• _WORK TO COMPLETE_
Write out the data below in full. Keep it exact.

** start **

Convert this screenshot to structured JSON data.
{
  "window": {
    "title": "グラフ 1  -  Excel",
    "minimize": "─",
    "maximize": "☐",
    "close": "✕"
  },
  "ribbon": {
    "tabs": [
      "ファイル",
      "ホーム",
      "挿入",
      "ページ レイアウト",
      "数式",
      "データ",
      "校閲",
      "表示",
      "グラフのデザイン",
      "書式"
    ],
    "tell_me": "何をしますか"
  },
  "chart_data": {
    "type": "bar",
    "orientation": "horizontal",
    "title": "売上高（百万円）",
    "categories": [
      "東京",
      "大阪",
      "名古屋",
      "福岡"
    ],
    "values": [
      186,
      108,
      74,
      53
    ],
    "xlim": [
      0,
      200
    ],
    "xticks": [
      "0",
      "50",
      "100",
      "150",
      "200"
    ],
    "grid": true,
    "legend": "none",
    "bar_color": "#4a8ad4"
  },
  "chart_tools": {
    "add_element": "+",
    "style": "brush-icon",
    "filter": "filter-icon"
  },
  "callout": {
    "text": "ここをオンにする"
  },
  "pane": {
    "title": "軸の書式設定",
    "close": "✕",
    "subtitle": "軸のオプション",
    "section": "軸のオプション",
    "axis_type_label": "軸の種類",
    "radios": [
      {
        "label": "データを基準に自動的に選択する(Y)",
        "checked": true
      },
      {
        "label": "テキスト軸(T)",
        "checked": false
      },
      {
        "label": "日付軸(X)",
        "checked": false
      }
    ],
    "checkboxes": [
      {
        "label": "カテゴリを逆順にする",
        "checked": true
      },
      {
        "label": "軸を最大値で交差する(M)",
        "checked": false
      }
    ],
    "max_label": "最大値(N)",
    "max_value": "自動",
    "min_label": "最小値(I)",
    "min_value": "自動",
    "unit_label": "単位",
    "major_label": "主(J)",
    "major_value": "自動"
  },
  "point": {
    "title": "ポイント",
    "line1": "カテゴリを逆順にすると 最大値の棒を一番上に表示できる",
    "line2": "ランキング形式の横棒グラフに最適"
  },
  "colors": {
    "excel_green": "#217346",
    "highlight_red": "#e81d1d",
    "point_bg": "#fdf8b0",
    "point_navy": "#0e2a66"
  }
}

** end **

• _OUTPUT FOR THIS TASK_
Convert this screenshot to structured JSON data.
{
  "window": {
    "title": "グラフ 1  -  Excel",
    "minimize": "─",
    "maximize": "☐",
    "close": "✕"
  },
  "ribbon": {
    "tabs": [
      "ファイル",
      "ホーム",
      "挿入",
      "ページ レイアウト",
      "数式",
      "データ",
      "校閲",
      "表示",
      "グラフのデザイン",
      "書式"
    ],
    "tell_me": "何をしますか"
  },
  "chart_data": {
    "type": "bar",
    "orientation": "horizontal",
    "title": "売上高（百万円）",
    "categories": [
      "東京",
      "大阪",
      "名古屋",
      "福岡"
    ],
    "values": [
      186,
      108,
      74,
      53
    ],
    "xlim": [
      0,
      200
    ],
    "xticks": [
      "0",
      "50",
      "100",
      "150",
      "200"
    ],
    "grid": true,
    "legend": "none",
    "bar_color": "#4a8ad4"
  },
  "chart_tools": {
    "add_element": "+",
    "style": "brush-icon",
    "filter": "filter-icon"
  },
  "callout": {
    "text": "ここをオンにする"
  },
  "pane": {
    "title": "軸の書式設定",
    "close": "✕",
    "subtitle": "軸のオプション",
    "section": "軸のオプション",
    "axis_type_label": "軸の種類",
    "radios": [
      {
        "label": "データを基準に自動的に選択する(Y)",
        "checked": true
      },
      {
        "label": "テキスト軸(T)",
        "checked": false
      },
      {
        "label": "日付軸(X)",
        "checked": false
      }
    ],
    "checkboxes": [
      {
        "label": "カテゴリを逆順にする",
        "checked": true
      },
      {
        "label": "軸を最大値で交差する(M)",
        "checked": false
      }
    ],
    "max_label": "最大値(N)",
    "max_value": "自動",
    "min_label": "最小値(I)",
    "min_value": "自動",
    "unit_label": "単位",
    "major_label": "主(J)",
    "major_value": "自動"
  },
  "point": {
    "title": "ポイント",
    "line1": "カテゴリを逆順にすると 最大値の棒を一番上に表示できる",
    "line2": "ランキング形式の横棒グラフに最適"
  },
  "colors": {
    "excel_green": "#217346",
    "highlight_red": "#e81d1d",
    "point_bg": "#fdf8b0",
    "point_navy": "#0e2a66"
  }
}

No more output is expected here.